● Task requirements
Put the records from the start through the line containing "server-annotation-line1: The customer" into a Markdown table with the columns Nr and Line, numbering each row and leaving out any blank lines.

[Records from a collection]
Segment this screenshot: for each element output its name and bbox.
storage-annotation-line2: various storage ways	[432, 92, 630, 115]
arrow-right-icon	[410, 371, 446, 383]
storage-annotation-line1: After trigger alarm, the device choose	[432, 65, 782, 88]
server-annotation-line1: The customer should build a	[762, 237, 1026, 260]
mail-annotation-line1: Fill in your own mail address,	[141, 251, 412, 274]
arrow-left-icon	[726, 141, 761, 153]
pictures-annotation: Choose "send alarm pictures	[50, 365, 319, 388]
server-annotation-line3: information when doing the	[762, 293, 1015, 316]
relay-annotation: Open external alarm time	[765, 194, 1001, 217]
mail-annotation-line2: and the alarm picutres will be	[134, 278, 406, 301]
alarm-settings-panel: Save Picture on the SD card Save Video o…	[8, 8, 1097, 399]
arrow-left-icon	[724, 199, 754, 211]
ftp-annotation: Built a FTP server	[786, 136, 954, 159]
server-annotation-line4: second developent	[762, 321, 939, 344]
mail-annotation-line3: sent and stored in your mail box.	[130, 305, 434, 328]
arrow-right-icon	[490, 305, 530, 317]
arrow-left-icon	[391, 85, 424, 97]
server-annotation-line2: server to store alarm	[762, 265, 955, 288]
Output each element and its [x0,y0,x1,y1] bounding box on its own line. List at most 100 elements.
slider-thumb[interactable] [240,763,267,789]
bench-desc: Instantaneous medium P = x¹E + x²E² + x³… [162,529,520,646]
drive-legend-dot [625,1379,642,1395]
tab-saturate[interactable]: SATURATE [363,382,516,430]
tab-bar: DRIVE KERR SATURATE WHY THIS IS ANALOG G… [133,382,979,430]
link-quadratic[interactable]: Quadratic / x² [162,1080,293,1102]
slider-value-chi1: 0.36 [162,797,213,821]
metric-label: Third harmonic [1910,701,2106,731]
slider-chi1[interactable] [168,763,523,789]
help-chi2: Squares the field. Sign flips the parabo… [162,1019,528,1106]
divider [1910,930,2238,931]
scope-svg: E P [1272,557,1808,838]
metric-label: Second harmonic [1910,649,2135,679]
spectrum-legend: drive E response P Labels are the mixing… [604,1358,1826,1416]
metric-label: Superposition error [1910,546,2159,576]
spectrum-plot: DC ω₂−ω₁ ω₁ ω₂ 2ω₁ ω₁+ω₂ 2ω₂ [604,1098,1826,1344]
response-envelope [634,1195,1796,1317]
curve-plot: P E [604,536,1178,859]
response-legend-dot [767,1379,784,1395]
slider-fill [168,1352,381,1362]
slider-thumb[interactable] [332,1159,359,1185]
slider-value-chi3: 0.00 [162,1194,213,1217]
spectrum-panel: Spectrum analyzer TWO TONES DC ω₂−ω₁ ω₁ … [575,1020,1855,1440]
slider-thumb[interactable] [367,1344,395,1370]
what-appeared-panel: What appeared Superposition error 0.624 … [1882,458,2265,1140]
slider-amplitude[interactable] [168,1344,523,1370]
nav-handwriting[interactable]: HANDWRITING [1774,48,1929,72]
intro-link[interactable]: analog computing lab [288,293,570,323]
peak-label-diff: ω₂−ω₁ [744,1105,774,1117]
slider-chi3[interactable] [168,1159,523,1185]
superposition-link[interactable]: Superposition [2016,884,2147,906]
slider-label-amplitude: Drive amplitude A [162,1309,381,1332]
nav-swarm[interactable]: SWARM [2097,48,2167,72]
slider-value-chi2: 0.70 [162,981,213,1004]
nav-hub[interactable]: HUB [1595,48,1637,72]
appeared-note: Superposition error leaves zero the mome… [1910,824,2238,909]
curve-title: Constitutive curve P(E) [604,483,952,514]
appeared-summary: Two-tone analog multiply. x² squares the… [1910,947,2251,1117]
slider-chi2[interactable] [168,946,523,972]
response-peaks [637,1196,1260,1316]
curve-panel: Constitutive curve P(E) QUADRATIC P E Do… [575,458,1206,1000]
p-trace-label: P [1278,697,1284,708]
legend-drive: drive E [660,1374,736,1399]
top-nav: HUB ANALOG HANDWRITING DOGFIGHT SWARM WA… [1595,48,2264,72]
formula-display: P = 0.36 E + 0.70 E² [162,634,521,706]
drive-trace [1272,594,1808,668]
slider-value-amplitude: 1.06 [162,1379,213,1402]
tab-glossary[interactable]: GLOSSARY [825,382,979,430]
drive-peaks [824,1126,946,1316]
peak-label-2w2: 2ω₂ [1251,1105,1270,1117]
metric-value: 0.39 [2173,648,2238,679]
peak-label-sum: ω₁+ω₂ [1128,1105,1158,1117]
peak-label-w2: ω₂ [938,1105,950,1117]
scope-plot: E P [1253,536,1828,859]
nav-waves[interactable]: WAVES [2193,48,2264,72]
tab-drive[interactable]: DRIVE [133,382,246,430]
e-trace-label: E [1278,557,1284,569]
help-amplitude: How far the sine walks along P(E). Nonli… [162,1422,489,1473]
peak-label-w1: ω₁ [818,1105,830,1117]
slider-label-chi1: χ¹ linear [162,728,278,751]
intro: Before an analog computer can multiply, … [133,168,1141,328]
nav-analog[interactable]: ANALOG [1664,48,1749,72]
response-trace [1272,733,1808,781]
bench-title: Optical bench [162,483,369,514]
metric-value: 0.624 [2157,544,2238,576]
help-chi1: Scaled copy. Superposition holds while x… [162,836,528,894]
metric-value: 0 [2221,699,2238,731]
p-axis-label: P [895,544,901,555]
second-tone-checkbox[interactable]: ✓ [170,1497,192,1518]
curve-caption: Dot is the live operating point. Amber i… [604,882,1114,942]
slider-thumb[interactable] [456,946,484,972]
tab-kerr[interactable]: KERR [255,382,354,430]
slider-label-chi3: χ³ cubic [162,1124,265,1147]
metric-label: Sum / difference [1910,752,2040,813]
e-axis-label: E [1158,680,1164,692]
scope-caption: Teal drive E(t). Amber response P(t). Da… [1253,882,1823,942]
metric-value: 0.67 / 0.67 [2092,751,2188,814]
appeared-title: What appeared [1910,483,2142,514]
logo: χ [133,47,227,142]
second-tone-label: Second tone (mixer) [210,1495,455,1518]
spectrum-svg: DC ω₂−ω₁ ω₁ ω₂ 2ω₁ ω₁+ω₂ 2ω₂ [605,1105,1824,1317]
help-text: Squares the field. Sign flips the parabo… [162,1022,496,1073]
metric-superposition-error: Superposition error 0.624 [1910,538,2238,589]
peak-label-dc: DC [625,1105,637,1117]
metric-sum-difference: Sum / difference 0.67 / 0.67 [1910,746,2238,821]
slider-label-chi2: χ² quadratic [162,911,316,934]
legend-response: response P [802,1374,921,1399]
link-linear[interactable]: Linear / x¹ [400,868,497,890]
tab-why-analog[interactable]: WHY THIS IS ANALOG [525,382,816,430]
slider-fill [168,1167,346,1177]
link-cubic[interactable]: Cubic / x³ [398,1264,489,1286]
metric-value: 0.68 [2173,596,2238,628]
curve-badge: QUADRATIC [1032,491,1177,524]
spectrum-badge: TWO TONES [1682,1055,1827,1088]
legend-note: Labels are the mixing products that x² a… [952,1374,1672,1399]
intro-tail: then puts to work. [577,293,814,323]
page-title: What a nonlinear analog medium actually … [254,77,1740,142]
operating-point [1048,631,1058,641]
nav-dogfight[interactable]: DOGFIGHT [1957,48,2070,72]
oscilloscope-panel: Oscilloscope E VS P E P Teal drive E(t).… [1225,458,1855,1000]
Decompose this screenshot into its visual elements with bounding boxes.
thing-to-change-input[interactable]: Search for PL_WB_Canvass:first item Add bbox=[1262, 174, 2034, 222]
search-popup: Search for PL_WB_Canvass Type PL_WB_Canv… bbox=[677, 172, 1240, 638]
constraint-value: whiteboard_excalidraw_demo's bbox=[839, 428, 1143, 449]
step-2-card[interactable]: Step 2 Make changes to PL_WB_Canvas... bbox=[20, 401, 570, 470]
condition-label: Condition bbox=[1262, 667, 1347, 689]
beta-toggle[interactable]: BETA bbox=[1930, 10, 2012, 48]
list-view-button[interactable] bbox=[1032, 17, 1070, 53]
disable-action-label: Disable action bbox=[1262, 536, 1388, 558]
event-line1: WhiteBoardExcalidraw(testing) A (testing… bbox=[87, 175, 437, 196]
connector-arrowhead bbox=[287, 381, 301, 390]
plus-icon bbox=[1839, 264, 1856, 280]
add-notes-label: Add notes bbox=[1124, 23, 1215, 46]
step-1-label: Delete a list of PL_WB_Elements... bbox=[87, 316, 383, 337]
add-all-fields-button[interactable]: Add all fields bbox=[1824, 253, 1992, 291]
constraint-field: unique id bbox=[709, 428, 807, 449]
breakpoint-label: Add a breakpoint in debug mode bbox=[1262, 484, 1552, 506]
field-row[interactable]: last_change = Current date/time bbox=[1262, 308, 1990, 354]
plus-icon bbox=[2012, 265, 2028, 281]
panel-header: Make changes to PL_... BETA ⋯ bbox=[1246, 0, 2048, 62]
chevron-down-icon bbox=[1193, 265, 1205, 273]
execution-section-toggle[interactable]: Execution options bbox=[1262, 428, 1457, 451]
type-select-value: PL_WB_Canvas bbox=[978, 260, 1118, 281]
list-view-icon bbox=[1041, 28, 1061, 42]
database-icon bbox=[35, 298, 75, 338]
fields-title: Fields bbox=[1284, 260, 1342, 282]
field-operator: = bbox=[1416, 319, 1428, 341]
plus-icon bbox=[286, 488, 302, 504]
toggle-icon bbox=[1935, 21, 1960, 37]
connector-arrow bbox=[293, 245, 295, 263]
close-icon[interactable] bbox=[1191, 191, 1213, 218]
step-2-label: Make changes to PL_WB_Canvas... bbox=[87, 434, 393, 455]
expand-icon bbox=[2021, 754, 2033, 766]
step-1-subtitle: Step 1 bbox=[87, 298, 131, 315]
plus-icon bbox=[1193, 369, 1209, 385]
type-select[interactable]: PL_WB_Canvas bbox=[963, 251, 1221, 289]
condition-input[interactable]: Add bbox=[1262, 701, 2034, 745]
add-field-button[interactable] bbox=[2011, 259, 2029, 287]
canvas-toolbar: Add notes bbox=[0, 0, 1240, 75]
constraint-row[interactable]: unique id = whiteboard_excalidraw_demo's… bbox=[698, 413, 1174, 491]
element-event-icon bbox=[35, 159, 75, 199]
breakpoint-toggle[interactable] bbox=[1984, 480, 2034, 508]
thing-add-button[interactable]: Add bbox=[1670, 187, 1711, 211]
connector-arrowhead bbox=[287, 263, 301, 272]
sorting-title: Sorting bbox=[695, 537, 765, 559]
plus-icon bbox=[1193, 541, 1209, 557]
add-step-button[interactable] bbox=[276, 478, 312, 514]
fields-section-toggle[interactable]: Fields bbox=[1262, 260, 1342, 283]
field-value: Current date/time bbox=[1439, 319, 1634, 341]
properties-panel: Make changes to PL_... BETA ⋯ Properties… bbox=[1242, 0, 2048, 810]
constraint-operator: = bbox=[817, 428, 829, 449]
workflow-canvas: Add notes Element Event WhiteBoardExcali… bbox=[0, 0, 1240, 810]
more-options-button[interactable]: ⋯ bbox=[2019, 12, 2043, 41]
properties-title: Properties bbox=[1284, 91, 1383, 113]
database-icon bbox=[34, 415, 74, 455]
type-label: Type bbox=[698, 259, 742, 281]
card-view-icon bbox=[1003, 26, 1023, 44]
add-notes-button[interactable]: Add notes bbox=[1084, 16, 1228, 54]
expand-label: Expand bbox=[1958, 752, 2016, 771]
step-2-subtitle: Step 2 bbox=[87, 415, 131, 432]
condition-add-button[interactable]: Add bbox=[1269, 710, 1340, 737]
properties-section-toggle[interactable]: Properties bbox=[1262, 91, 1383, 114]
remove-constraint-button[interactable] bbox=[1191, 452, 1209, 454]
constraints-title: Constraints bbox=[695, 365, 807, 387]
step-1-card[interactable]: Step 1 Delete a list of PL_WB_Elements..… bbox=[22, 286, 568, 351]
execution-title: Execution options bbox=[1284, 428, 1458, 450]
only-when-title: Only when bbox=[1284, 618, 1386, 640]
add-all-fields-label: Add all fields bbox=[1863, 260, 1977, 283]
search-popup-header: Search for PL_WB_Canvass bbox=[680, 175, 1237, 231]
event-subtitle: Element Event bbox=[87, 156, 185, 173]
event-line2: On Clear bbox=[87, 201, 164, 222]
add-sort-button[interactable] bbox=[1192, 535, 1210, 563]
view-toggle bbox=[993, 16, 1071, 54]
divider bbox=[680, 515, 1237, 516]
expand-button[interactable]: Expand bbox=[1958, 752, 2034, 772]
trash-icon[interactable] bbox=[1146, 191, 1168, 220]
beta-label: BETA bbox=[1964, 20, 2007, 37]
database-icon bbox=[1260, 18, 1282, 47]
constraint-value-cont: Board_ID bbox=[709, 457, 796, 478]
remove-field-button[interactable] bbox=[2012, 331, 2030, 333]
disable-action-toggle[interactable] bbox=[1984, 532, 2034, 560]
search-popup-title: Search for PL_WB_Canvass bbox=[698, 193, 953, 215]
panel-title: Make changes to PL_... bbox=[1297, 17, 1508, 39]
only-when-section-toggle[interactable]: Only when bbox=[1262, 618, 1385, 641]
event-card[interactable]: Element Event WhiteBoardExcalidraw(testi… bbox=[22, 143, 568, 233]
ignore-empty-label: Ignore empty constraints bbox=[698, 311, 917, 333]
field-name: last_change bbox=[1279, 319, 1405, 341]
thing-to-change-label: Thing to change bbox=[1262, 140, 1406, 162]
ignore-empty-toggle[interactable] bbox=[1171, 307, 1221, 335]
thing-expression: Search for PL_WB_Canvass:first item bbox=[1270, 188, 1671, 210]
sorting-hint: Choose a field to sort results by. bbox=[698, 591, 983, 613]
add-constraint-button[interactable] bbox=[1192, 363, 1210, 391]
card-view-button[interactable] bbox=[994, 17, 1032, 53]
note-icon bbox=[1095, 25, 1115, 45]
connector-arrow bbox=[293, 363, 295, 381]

● Task result
| Nr | Line |
|---|---|
| 1 | Segment this screenshot: for each element output its name and bbox. |
| 2 | storage-annotation-line2: various storage ways	[432, 92, 630, 115] |
| 3 | arrow-right-icon	[410, 371, 446, 383] |
| 4 | storage-annotation-line1: After trigger alarm, the device choose	[432, 65, 782, 88] |
| 5 | server-annotation-line1: The customer should build a	[762, 237, 1026, 260] |